- [Material for the task]:
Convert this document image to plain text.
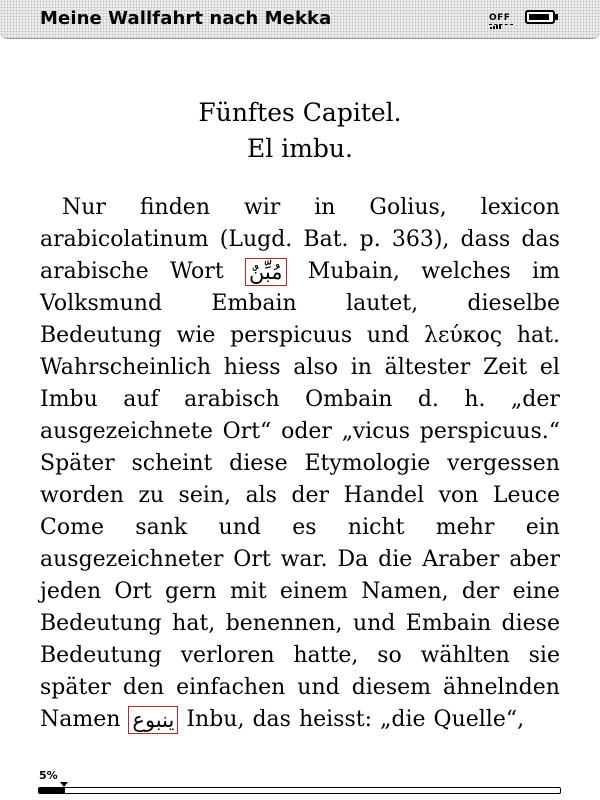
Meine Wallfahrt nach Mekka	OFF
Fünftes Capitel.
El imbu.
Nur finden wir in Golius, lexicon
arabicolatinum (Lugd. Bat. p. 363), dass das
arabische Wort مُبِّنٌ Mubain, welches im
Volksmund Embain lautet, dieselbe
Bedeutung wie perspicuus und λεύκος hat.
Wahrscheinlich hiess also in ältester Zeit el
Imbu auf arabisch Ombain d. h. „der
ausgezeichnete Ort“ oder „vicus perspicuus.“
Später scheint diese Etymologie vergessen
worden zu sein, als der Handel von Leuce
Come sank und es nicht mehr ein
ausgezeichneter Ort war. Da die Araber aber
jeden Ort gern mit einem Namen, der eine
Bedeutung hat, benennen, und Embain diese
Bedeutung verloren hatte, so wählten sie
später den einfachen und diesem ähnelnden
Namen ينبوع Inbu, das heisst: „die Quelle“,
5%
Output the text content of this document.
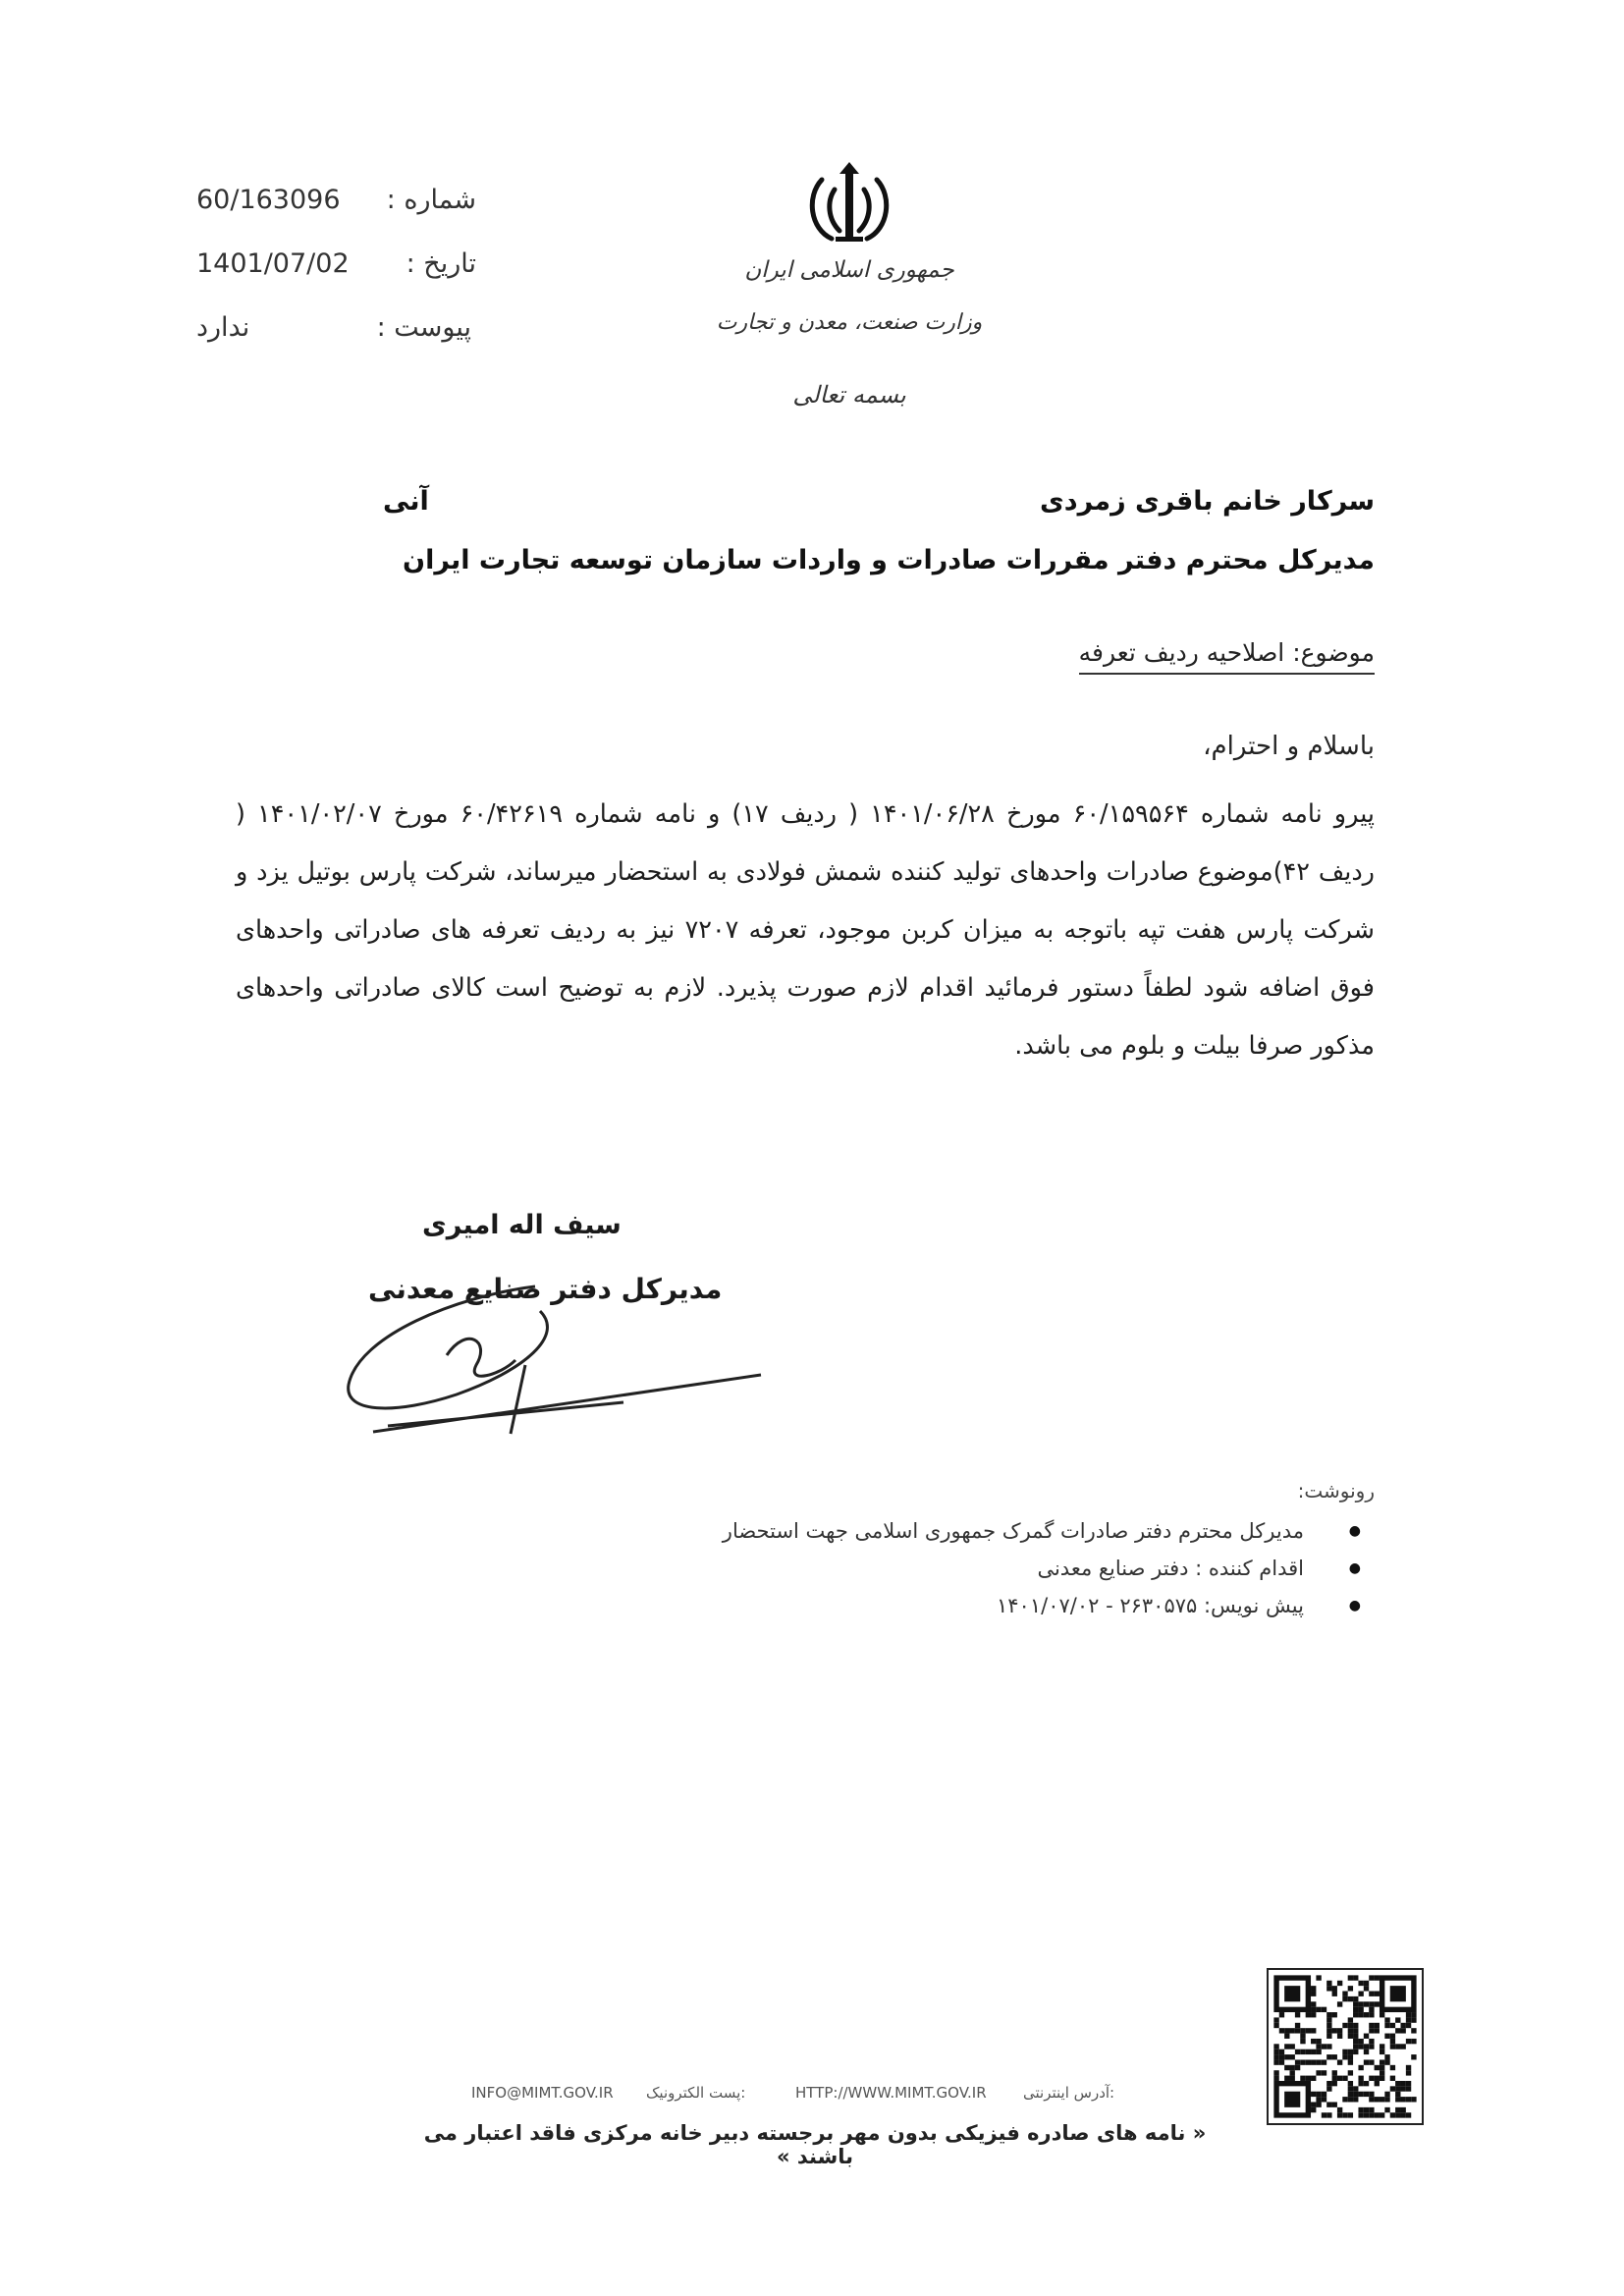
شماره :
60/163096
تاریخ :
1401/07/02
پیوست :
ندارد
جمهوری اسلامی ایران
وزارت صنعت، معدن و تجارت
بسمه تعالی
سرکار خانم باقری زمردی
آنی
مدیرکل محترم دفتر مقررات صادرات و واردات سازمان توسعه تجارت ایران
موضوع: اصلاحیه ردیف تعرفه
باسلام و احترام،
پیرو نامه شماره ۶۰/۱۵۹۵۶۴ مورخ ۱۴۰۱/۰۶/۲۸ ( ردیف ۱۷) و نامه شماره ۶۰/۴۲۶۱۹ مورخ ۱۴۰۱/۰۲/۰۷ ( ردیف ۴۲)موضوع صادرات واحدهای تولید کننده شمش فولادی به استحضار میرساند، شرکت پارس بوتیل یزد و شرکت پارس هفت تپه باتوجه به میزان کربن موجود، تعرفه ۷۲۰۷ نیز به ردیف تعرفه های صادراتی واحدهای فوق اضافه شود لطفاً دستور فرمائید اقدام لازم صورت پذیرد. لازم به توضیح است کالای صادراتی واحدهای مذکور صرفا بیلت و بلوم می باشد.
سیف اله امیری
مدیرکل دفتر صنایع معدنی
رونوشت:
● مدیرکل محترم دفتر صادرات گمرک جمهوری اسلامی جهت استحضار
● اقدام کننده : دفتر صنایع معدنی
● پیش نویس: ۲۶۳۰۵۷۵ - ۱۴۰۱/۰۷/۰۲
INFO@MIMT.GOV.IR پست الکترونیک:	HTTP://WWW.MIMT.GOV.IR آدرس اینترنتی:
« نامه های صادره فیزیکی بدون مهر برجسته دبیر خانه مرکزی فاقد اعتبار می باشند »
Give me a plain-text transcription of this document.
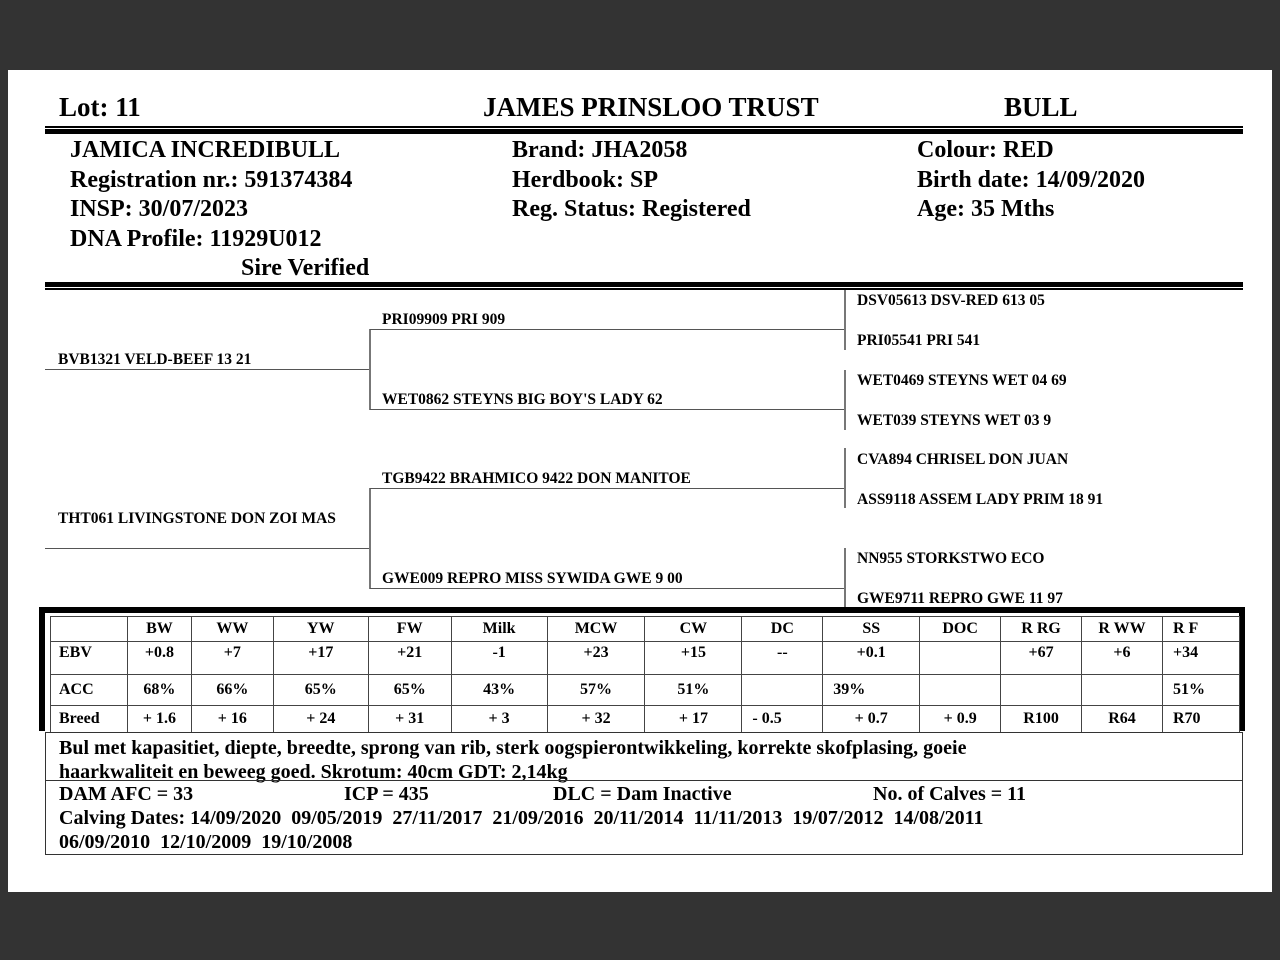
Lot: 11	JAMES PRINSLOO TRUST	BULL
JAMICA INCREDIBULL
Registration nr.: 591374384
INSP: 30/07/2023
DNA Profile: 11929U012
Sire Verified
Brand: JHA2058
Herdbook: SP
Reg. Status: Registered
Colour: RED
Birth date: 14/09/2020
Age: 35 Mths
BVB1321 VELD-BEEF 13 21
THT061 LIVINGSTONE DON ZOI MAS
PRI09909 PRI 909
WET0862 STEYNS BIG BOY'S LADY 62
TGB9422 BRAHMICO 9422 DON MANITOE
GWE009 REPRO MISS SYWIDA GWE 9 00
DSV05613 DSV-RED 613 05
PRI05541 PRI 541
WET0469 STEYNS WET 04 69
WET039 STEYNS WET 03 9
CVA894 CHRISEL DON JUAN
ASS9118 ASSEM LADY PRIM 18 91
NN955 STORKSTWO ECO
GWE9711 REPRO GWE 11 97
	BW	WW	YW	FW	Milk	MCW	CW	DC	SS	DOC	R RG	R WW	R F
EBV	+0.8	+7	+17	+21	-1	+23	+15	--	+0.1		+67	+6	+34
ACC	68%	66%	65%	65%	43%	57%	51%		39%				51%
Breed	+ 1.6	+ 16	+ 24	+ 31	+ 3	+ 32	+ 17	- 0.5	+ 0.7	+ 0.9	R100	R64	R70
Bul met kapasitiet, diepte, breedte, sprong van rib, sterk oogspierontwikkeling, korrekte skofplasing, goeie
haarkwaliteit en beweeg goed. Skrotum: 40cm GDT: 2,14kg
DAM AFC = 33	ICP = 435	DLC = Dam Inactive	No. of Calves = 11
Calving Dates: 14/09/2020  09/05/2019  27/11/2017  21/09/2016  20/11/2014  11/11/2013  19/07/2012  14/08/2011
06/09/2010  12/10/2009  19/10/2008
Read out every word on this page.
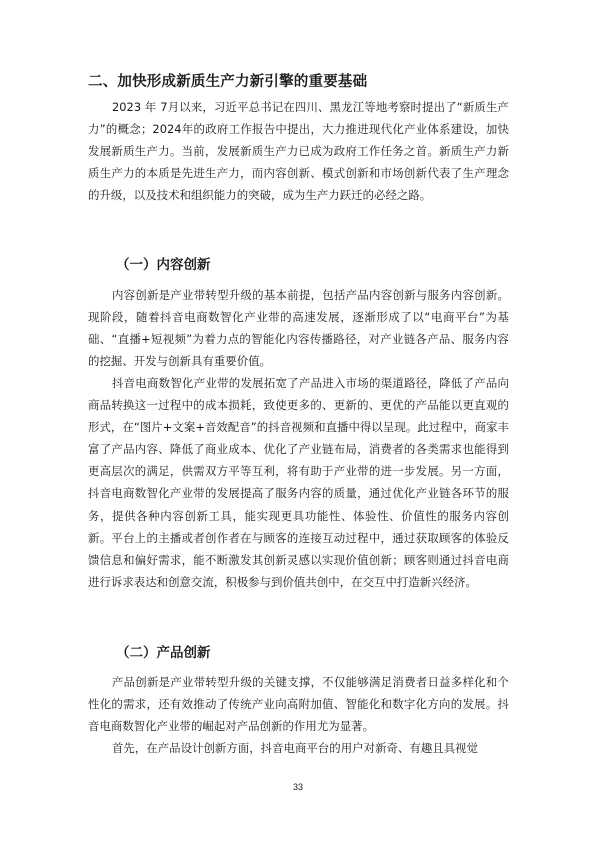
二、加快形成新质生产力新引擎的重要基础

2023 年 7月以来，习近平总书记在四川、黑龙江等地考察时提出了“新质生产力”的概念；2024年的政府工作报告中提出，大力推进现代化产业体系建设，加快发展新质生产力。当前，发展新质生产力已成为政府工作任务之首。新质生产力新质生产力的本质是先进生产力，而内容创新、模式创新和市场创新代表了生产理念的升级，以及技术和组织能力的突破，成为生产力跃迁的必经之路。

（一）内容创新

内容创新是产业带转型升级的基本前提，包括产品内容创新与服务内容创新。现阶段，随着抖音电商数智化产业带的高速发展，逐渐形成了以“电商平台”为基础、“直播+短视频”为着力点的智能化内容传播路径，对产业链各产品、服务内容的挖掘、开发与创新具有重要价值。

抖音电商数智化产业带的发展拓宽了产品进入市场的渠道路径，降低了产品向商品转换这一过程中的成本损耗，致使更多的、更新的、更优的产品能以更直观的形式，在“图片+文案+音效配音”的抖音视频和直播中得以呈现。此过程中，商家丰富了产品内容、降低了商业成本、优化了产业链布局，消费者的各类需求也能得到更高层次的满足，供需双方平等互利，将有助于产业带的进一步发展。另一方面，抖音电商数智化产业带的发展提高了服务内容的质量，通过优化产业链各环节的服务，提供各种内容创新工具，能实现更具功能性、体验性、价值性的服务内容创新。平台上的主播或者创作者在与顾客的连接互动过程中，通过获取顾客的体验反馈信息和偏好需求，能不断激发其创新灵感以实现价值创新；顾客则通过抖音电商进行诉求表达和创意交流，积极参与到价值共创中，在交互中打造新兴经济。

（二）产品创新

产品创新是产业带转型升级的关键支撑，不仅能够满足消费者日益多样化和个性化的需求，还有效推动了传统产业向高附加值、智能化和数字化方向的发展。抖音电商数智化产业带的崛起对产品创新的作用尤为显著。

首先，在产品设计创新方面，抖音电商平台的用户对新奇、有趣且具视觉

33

- [Instruction]: Scan the data for the word "REPRO" and copy every line where it shows up.

- [Answer]:
GWE009 REPRO MISS SYWIDA GWE 9 00
GWE9711 REPRO GWE 11 97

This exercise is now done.